Work instructions: Copy each line in which the string "Tamat" occurs.

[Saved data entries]
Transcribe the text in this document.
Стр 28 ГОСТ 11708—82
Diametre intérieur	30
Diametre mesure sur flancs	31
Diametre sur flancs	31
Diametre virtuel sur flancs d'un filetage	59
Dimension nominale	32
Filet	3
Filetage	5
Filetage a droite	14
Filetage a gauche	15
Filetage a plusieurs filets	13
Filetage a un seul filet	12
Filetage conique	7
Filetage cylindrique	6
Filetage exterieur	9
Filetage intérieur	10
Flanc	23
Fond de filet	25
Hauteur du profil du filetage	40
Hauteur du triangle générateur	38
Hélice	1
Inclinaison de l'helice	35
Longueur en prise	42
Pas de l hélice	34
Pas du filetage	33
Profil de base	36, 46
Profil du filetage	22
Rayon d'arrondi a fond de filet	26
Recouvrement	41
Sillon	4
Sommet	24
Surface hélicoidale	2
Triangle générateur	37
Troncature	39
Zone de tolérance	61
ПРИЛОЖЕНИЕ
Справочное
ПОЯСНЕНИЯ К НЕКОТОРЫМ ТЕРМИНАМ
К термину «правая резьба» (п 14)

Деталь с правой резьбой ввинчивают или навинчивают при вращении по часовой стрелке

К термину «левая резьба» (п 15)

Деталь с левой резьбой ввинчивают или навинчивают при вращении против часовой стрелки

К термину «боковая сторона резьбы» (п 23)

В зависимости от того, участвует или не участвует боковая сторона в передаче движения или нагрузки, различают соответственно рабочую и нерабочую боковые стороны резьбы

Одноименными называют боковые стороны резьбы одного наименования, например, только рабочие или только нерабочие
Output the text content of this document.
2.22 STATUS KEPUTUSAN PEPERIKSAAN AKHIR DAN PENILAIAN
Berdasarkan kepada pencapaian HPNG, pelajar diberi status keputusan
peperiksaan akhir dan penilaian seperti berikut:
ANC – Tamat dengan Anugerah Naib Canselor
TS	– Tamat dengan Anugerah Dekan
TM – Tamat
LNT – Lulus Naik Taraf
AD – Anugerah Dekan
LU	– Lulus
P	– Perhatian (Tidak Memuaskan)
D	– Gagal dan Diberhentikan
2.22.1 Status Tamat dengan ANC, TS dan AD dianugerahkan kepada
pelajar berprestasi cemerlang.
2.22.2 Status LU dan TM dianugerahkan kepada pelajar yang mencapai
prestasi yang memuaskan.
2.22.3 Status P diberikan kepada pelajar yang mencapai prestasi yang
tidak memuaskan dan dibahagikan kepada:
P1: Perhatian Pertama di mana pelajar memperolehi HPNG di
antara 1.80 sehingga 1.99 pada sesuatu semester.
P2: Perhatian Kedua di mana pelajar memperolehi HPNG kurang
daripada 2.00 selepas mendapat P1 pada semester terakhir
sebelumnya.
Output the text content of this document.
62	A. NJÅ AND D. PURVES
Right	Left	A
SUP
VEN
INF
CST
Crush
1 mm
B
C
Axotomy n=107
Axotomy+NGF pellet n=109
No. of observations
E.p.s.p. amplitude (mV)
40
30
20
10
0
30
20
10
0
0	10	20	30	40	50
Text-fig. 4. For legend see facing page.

Response to the exercise:
ANC – Tamat dengan Anugerah Naib Canselor
TS	– Tamat dengan Anugerah Dekan
TM – Tamat
2.22.1 Status Tamat dengan ANC, TS dan AD dianugerahkan kepada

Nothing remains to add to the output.